▶ [Records excerpted from a collection]
_ _ _ _
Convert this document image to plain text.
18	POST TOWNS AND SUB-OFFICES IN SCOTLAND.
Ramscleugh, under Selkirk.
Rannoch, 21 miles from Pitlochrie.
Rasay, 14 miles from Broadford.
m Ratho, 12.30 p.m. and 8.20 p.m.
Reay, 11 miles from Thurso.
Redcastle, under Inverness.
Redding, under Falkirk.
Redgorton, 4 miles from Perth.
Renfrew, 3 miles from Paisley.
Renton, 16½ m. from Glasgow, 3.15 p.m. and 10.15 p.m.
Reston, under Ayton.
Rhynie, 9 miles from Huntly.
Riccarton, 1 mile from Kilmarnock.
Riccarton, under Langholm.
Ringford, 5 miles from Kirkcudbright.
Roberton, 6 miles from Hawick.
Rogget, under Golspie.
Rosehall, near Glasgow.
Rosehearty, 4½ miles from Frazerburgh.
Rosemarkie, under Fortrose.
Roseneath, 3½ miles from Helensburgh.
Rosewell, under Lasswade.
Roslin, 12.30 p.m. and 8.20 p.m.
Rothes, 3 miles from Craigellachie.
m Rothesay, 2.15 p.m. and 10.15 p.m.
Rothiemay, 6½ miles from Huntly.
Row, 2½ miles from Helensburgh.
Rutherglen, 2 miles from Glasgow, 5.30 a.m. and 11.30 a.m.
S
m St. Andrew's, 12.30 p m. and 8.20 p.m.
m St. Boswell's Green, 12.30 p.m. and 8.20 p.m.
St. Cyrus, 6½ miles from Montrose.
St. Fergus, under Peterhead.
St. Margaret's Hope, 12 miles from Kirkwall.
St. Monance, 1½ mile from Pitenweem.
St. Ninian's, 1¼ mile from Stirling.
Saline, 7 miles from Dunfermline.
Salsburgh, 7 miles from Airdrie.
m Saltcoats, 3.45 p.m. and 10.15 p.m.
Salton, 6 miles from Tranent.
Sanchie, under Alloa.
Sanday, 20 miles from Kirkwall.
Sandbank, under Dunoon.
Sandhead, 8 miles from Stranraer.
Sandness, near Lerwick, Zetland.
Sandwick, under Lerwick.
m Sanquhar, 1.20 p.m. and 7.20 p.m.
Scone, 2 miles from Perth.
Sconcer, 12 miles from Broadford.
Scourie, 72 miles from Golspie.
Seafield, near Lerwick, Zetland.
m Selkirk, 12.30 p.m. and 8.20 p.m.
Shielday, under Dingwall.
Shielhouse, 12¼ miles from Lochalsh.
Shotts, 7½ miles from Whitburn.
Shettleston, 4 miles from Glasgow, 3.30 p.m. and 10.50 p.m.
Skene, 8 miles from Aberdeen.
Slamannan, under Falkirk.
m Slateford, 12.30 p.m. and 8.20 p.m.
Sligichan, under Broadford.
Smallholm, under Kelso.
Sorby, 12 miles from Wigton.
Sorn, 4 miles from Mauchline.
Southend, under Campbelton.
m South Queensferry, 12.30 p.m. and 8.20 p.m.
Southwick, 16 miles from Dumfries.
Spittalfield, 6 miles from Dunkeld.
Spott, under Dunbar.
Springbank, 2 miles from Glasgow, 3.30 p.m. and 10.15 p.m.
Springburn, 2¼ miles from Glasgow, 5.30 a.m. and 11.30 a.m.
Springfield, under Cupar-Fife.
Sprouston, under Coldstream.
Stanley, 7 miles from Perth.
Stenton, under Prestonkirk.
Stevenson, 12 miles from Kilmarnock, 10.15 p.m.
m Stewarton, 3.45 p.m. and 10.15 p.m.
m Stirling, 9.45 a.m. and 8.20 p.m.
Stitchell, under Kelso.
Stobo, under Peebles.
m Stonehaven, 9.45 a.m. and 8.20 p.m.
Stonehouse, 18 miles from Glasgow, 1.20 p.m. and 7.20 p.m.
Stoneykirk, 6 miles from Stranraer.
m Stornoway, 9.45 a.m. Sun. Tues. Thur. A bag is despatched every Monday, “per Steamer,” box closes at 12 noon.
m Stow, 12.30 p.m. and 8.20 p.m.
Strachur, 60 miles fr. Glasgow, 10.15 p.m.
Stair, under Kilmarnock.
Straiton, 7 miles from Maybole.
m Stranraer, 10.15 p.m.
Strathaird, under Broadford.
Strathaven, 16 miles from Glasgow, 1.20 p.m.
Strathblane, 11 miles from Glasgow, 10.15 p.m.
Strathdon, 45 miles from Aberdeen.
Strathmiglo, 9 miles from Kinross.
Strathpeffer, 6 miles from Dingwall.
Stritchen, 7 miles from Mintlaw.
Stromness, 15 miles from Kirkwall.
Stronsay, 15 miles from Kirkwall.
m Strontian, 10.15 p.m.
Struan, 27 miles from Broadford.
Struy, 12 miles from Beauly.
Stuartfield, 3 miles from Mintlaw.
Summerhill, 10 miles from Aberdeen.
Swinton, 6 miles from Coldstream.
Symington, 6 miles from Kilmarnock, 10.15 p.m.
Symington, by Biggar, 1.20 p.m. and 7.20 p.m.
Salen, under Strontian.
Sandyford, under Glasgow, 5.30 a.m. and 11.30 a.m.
_ _ _ _
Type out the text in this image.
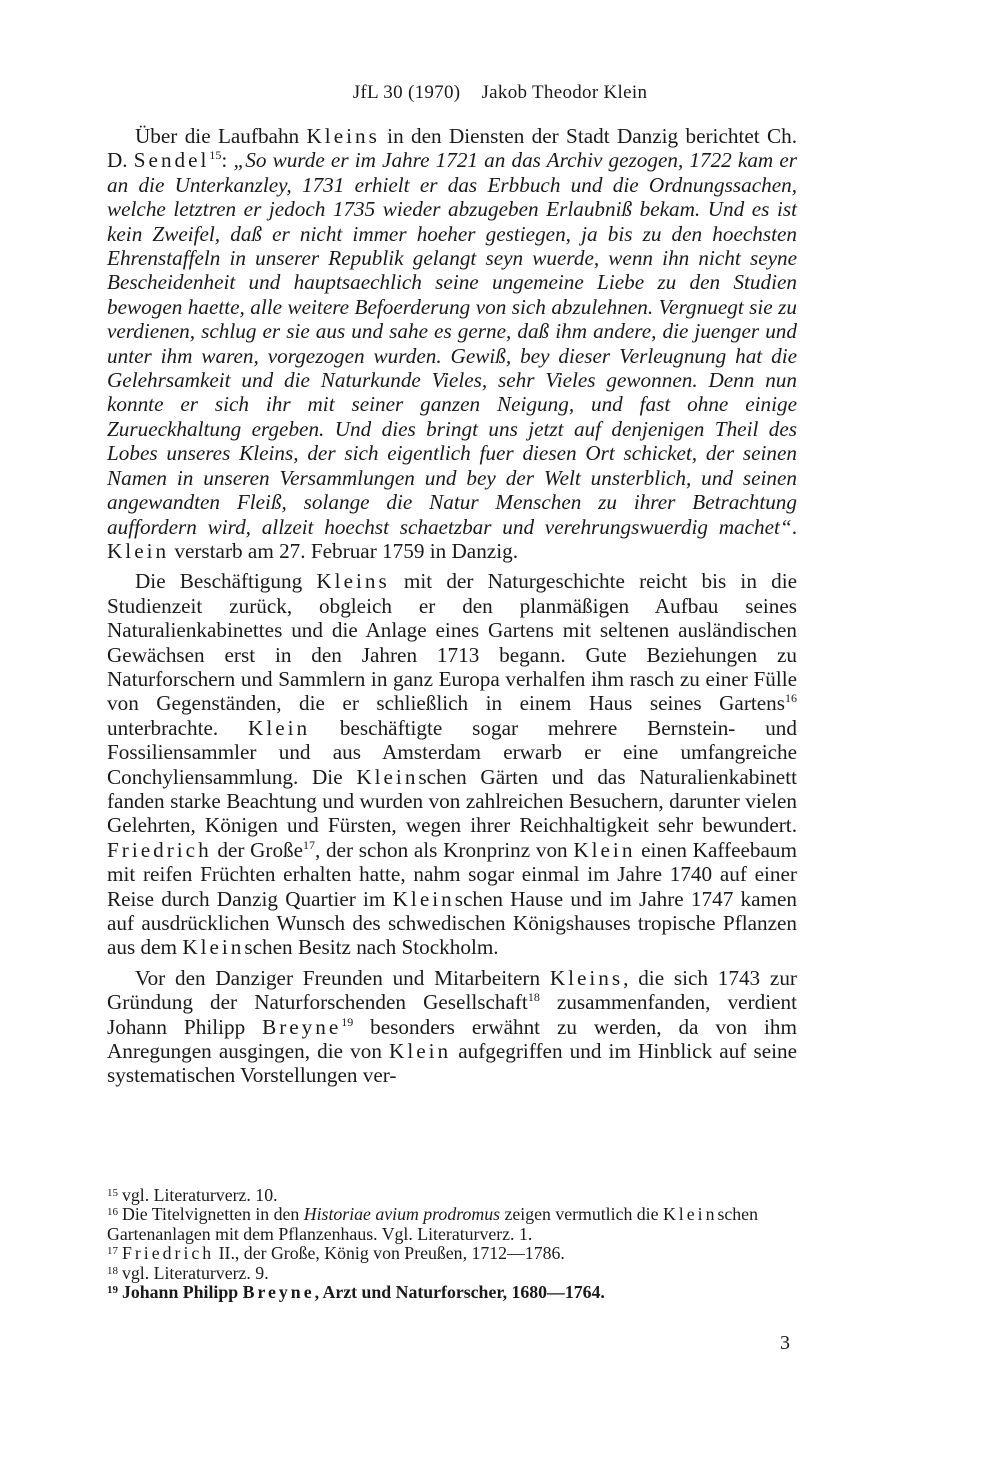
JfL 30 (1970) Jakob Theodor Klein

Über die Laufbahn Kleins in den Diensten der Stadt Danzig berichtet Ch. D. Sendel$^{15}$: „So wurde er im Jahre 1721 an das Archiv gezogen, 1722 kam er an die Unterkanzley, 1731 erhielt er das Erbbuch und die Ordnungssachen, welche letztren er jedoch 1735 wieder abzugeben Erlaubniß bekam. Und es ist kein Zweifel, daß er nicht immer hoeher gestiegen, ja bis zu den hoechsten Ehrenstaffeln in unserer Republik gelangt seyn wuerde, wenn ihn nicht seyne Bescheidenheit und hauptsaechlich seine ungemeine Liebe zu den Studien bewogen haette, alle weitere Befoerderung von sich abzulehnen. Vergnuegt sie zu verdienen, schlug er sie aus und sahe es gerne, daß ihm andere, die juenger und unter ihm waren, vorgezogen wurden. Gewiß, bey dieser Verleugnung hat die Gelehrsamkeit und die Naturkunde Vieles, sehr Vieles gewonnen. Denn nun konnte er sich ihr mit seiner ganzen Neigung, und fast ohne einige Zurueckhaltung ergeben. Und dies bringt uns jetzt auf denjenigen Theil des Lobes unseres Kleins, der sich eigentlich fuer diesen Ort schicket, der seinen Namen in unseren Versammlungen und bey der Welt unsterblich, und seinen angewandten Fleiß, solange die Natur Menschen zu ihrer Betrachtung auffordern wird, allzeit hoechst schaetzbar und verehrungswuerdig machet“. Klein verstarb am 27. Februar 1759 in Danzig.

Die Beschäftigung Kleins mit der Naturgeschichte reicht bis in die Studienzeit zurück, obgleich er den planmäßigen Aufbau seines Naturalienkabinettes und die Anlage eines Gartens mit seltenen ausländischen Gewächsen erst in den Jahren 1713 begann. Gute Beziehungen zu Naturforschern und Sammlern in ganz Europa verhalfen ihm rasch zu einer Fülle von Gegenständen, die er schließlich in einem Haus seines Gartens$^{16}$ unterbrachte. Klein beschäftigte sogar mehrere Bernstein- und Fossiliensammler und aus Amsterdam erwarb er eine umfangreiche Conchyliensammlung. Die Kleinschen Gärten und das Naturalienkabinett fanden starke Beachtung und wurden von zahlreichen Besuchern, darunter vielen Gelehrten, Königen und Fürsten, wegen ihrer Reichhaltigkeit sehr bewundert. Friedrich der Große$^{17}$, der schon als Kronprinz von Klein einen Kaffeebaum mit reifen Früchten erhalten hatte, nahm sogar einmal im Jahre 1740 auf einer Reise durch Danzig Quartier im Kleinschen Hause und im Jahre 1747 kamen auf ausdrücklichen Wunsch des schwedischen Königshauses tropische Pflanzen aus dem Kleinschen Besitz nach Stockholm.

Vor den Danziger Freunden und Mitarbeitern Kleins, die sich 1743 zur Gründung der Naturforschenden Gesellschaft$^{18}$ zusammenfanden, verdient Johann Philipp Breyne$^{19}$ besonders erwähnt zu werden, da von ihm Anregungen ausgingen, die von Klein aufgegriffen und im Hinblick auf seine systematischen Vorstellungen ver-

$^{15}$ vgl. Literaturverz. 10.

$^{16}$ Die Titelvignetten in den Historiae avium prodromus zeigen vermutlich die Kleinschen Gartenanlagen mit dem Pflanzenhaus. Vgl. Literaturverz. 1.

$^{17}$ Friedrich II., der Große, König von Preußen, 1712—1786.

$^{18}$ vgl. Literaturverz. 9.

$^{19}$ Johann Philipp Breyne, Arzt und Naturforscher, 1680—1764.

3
_ _ _ _
▶ [Exercise directions] Reply with the number of lines in the preceding entries that contain "Aberdeen", and no other words.

▶ [Exercise output] 3